## GIVEN INFORMATION

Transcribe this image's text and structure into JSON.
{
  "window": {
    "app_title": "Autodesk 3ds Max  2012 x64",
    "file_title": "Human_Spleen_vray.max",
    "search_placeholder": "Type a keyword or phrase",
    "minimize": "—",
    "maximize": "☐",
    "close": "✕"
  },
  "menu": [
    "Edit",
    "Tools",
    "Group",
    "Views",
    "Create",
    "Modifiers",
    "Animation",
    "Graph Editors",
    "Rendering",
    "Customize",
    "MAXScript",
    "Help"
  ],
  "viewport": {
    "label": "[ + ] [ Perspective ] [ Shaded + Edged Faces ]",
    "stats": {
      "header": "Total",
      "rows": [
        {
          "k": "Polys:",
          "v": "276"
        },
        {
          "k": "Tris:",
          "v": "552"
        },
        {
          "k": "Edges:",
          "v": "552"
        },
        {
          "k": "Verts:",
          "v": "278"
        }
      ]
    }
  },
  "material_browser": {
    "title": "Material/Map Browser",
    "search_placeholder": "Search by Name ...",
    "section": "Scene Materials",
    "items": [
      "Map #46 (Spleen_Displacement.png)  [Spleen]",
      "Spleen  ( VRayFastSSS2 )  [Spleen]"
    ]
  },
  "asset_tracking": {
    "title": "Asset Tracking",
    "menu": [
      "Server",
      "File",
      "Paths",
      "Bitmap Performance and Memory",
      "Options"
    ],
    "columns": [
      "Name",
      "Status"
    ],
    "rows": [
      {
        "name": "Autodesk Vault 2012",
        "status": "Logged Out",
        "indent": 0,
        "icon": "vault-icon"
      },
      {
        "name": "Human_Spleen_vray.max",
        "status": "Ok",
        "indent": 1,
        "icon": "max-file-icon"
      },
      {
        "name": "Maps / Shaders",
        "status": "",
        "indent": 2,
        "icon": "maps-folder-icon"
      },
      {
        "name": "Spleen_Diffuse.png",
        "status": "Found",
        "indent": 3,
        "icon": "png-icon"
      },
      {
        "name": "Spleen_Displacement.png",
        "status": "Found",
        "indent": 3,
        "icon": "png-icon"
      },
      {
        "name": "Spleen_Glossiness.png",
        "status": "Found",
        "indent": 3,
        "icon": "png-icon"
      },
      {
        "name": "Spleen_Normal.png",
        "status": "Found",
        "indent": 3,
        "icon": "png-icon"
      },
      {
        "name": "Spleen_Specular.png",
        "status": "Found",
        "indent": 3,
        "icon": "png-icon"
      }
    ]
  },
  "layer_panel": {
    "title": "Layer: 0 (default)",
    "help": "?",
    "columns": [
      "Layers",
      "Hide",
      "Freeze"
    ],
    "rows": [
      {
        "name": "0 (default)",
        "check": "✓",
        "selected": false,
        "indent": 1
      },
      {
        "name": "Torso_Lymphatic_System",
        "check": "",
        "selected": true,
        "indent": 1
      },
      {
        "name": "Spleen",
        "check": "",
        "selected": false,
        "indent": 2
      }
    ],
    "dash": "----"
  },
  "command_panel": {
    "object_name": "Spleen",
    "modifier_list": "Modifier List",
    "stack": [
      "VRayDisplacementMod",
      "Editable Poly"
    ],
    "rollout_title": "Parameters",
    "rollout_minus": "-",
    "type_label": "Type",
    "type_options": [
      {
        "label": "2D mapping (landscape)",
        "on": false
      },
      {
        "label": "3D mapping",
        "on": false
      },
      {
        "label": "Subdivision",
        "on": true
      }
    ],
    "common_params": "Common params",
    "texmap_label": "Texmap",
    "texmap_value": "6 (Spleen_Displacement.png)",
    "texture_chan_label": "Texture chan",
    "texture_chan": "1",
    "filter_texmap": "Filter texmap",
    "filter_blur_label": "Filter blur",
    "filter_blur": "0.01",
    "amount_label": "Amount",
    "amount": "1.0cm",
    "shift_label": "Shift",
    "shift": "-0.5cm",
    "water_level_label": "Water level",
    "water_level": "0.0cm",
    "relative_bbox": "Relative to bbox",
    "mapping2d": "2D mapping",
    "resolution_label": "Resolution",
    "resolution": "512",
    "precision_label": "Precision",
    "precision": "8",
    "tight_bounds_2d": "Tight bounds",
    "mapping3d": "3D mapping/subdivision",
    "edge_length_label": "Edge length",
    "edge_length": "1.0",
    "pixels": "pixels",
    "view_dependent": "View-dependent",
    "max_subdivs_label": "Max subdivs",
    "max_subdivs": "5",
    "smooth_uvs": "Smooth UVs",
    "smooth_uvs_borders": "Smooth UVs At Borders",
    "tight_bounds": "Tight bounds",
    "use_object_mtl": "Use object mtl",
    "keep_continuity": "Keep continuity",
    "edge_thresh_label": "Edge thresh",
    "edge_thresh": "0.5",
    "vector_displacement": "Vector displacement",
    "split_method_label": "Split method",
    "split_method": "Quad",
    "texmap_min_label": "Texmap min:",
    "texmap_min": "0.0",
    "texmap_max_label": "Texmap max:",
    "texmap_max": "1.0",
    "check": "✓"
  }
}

## STATED EXERCISE
Write out every entry word for word.

## ANSWER TO THIS PROBLEM
Transcribe this image's text and structure into JSON.
{
  "window": {
    "app_title": "Autodesk 3ds Max  2012 x64",
    "file_title": "Human_Spleen_vray.max",
    "search_placeholder": "Type a keyword or phrase",
    "minimize": "—",
    "maximize": "☐",
    "close": "✕"
  },
  "menu": [
    "Edit",
    "Tools",
    "Group",
    "Views",
    "Create",
    "Modifiers",
    "Animation",
    "Graph Editors",
    "Rendering",
    "Customize",
    "MAXScript",
    "Help"
  ],
  "viewport": {
    "label": "[ + ] [ Perspective ] [ Shaded + Edged Faces ]",
    "stats": {
      "header": "Total",
      "rows": [
        {
          "k": "Polys:",
          "v": "276"
        },
        {
          "k": "Tris:",
          "v": "552"
        },
        {
          "k": "Edges:",
          "v": "552"
        },
        {
          "k": "Verts:",
          "v": "278"
        }
      ]
    }
  },
  "material_browser": {
    "title": "Material/Map Browser",
    "search_placeholder": "Search by Name ...",
    "section": "Scene Materials",
    "items": [
      "Map #46 (Spleen_Displacement.png)  [Spleen]",
      "Spleen  ( VRayFastSSS2 )  [Spleen]"
    ]
  },
  "asset_tracking": {
    "title": "Asset Tracking",
    "menu": [
      "Server",
      "File",
      "Paths",
      "Bitmap Performance and Memory",
      "Options"
    ],
    "columns": [
      "Name",
      "Status"
    ],
    "rows": [
      {
        "name": "Autodesk Vault 2012",
        "status": "Logged Out",
        "indent": 0,
        "icon": "vault-icon"
      },
      {
        "name": "Human_Spleen_vray.max",
        "status": "Ok",
        "indent": 1,
        "icon": "max-file-icon"
      },
      {
        "name": "Maps / Shaders",
        "status": "",
        "indent": 2,
        "icon": "maps-folder-icon"
      },
      {
        "name": "Spleen_Diffuse.png",
        "status": "Found",
        "indent": 3,
        "icon": "png-icon"
      },
      {
        "name": "Spleen_Displacement.png",
        "status": "Found",
        "indent": 3,
        "icon": "png-icon"
      },
      {
        "name": "Spleen_Glossiness.png",
        "status": "Found",
        "indent": 3,
        "icon": "png-icon"
      },
      {
        "name": "Spleen_Normal.png",
        "status": "Found",
        "indent": 3,
        "icon": "png-icon"
      },
      {
        "name": "Spleen_Specular.png",
        "status": "Found",
        "indent": 3,
        "icon": "png-icon"
      }
    ]
  },
  "layer_panel": {
    "title": "Layer: 0 (default)",
    "help": "?",
    "columns": [
      "Layers",
      "Hide",
      "Freeze"
    ],
    "rows": [
      {
        "name": "0 (default)",
        "check": "✓",
        "selected": false,
        "indent": 1
      },
      {
        "name": "Torso_Lymphatic_System",
        "check": "",
        "selected": true,
        "indent": 1
      },
      {
        "name": "Spleen",
        "check": "",
        "selected": false,
        "indent": 2
      }
    ],
    "dash": "----"
  },
  "command_panel": {
    "object_name": "Spleen",
    "modifier_list": "Modifier List",
    "stack": [
      "VRayDisplacementMod",
      "Editable Poly"
    ],
    "rollout_title": "Parameters",
    "rollout_minus": "-",
    "type_label": "Type",
    "type_options": [
      {
        "label": "2D mapping (landscape)",
        "on": false
      },
      {
        "label": "3D mapping",
        "on": false
      },
      {
        "label": "Subdivision",
        "on": true
      }
    ],
    "common_params": "Common params",
    "texmap_label": "Texmap",
    "texmap_value": "6 (Spleen_Displacement.png)",
    "texture_chan_label": "Texture chan",
    "texture_chan": "1",
    "filter_texmap": "Filter texmap",
    "filter_blur_label": "Filter blur",
    "filter_blur": "0.01",
    "amount_label": "Amount",
    "amount": "1.0cm",
    "shift_label": "Shift",
    "shift": "-0.5cm",
    "water_level_label": "Water level",
    "water_level": "0.0cm",
    "relative_bbox": "Relative to bbox",
    "mapping2d": "2D mapping",
    "resolution_label": "Resolution",
    "resolution": "512",
    "precision_label": "Precision",
    "precision": "8",
    "tight_bounds_2d": "Tight bounds",
    "mapping3d": "3D mapping/subdivision",
    "edge_length_label": "Edge length",
    "edge_length": "1.0",
    "pixels": "pixels",
    "view_dependent": "View-dependent",
    "max_subdivs_label": "Max subdivs",
    "max_subdivs": "5",
    "smooth_uvs": "Smooth UVs",
    "smooth_uvs_borders": "Smooth UVs At Borders",
    "tight_bounds": "Tight bounds",
    "use_object_mtl": "Use object mtl",
    "keep_continuity": "Keep continuity",
    "edge_thresh_label": "Edge thresh",
    "edge_thresh": "0.5",
    "vector_displacement": "Vector displacement",
    "split_method_label": "Split method",
    "split_method": "Quad",
    "texmap_min_label": "Texmap min:",
    "texmap_min": "0.0",
    "texmap_max_label": "Texmap max:",
    "texmap_max": "1.0",
    "check": "✓"
  }
}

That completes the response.